YOUR OBJECTIVE
Find every line of the listing below where "liess" appears, and copy it.

EXTRACTED ENTRIES: Begin

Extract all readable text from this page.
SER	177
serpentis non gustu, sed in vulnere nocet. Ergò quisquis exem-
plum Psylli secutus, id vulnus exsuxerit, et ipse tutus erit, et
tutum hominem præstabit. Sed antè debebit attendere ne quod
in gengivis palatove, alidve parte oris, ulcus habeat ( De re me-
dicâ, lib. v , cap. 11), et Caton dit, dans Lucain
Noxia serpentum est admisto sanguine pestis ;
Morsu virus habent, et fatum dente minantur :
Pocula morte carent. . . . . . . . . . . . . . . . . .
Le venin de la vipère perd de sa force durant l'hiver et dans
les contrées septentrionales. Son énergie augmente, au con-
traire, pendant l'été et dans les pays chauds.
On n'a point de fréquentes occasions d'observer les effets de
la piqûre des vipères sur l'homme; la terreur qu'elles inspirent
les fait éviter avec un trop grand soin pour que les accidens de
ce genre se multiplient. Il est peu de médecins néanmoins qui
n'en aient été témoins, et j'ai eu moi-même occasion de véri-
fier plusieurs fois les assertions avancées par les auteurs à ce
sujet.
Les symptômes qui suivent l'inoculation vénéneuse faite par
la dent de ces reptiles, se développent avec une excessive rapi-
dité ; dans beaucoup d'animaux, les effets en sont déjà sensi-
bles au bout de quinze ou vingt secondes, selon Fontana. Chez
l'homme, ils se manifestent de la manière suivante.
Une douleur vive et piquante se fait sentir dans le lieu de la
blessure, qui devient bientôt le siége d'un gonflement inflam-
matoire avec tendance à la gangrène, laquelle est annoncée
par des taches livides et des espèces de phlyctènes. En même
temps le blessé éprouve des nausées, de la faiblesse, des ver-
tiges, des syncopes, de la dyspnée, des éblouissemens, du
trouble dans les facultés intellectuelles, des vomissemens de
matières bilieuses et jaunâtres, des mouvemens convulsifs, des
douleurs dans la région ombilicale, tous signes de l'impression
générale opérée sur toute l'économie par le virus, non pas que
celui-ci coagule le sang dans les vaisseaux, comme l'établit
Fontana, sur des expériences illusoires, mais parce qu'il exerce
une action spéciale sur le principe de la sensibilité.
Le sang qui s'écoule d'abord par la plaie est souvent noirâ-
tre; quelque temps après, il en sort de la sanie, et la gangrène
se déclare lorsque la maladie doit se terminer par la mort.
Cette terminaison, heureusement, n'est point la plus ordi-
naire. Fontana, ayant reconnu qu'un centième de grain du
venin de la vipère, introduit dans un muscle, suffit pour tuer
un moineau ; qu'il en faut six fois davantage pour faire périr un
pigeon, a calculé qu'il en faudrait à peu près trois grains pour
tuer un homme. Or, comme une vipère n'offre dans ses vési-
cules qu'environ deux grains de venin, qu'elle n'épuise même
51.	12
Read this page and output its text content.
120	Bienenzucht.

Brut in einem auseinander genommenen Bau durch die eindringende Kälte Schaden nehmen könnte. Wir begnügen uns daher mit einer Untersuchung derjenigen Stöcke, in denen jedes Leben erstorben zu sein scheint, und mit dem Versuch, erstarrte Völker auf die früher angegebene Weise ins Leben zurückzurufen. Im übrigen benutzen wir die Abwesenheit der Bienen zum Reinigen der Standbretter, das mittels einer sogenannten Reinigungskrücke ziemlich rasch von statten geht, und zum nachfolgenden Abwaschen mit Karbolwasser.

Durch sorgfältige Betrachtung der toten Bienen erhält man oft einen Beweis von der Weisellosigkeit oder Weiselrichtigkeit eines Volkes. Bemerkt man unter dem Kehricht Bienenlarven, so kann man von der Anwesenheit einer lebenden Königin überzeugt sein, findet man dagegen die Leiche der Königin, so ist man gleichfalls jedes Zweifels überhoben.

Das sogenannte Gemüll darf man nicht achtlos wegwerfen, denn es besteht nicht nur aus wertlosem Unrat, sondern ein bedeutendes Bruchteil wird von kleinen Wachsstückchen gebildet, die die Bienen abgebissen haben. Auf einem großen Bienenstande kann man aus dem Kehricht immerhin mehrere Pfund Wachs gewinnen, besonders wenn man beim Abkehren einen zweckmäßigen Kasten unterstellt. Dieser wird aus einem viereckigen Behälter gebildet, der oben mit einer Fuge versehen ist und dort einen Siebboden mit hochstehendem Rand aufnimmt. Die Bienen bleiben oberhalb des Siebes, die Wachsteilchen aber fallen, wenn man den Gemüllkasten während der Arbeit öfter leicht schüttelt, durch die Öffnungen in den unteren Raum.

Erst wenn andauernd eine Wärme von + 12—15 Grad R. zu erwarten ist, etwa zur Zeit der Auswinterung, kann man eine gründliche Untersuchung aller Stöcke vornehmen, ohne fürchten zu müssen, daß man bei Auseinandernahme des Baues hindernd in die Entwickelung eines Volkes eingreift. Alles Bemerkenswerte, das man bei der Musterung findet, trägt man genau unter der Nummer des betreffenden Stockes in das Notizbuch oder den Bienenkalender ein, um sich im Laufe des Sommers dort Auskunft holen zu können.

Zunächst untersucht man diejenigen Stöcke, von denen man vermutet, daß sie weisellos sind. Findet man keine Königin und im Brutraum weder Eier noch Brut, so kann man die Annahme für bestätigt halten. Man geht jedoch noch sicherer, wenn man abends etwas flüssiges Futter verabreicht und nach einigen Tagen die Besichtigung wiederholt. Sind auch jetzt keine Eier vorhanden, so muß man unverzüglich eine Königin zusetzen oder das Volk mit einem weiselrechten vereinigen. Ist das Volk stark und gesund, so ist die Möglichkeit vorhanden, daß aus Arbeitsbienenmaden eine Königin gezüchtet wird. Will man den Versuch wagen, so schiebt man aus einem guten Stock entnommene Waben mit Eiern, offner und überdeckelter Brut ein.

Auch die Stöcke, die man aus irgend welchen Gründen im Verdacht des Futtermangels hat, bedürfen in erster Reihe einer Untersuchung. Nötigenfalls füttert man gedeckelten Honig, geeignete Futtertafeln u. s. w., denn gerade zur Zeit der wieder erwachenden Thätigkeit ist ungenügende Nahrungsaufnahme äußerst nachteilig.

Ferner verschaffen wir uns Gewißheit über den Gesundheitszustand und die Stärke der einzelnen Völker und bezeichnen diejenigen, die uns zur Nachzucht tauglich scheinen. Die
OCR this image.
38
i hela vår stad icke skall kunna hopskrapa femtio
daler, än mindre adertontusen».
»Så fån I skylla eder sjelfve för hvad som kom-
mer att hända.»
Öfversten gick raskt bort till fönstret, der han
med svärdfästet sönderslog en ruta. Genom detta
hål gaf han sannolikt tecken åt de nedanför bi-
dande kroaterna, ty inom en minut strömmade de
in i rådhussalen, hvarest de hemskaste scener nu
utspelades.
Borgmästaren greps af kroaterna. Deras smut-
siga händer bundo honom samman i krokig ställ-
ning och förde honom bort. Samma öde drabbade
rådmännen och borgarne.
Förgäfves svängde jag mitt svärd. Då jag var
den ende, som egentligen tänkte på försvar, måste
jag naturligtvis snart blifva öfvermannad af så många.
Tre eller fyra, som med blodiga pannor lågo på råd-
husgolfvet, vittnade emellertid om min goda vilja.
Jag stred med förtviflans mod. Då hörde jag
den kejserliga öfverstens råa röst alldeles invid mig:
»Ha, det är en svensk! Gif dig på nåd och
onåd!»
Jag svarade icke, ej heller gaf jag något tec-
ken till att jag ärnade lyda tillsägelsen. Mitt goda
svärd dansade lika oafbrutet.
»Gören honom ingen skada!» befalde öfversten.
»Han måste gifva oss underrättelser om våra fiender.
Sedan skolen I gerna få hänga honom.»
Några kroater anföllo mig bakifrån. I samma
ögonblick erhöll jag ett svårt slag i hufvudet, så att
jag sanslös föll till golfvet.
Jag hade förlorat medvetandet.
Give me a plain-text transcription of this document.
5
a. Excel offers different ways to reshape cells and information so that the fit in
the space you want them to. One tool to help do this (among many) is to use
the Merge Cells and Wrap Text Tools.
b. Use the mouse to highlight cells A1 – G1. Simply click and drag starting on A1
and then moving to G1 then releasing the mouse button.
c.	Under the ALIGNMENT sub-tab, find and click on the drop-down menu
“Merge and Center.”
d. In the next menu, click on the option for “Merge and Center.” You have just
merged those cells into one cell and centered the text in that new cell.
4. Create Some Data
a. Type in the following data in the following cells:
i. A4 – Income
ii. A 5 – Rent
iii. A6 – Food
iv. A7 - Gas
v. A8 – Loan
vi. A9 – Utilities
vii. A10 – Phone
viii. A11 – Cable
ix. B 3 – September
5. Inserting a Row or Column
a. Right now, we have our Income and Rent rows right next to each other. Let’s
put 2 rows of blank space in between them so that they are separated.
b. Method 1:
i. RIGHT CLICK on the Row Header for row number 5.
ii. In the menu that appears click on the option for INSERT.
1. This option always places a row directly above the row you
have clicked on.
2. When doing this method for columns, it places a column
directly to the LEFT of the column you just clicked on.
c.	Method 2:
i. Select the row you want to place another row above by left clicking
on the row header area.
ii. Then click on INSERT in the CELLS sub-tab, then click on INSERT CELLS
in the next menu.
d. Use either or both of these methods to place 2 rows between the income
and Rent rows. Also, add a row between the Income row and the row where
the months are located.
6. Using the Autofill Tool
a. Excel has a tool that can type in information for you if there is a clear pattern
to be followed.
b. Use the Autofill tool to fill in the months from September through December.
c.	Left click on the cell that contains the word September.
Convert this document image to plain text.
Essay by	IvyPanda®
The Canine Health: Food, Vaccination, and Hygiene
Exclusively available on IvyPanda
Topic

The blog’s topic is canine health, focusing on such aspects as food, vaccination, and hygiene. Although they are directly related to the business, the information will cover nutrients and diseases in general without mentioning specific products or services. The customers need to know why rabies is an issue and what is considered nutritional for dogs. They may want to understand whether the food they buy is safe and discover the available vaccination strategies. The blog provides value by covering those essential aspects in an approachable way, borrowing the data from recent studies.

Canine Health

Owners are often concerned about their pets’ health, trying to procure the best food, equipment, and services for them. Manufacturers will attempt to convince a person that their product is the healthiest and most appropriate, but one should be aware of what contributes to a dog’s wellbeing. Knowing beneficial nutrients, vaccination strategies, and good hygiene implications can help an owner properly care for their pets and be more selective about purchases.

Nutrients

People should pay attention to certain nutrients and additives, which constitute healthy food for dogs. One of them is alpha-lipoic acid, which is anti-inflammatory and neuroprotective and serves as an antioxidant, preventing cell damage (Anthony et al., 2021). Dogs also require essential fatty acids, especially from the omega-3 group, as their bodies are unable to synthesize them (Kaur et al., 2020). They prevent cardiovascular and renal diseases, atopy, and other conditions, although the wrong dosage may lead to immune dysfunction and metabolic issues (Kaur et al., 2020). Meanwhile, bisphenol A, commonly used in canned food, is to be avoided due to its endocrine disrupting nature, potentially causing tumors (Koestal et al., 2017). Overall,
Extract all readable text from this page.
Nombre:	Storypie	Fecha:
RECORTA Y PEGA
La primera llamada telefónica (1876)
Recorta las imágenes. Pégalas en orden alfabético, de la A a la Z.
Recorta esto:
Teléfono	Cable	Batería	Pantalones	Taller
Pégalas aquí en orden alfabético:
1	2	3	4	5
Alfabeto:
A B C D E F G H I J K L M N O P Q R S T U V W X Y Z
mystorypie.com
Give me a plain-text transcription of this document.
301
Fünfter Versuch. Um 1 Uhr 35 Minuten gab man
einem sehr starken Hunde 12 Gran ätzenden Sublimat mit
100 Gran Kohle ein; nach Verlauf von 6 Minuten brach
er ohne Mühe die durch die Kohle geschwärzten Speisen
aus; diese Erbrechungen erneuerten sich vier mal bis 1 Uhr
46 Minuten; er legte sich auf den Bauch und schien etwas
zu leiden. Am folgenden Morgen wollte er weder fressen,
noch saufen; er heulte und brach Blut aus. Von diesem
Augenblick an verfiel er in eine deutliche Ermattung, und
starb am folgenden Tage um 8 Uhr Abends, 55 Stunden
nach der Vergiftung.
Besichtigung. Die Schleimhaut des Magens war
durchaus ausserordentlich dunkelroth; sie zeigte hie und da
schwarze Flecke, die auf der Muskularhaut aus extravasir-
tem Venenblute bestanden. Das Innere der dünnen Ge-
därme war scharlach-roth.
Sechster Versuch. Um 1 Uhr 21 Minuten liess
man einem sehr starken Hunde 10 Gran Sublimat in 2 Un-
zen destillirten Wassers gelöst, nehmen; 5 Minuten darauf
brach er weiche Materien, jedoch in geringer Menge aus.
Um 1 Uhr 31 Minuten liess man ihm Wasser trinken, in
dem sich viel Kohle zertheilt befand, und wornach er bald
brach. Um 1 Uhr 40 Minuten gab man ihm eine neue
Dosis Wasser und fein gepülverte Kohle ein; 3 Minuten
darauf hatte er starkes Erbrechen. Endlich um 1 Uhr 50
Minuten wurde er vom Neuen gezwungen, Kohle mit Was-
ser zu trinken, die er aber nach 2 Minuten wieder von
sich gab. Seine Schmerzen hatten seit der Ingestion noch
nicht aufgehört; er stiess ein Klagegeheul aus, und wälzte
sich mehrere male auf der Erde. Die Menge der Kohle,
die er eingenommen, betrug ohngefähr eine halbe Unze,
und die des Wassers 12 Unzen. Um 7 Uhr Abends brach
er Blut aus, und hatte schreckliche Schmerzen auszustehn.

EXTRACTED ENTRIES: End

ANSWER SECTION
Sechster Versuch. Um 1 Uhr 21 Minuten liess
Um 1 Uhr 31 Minuten liess man ihm Wasser trinken, in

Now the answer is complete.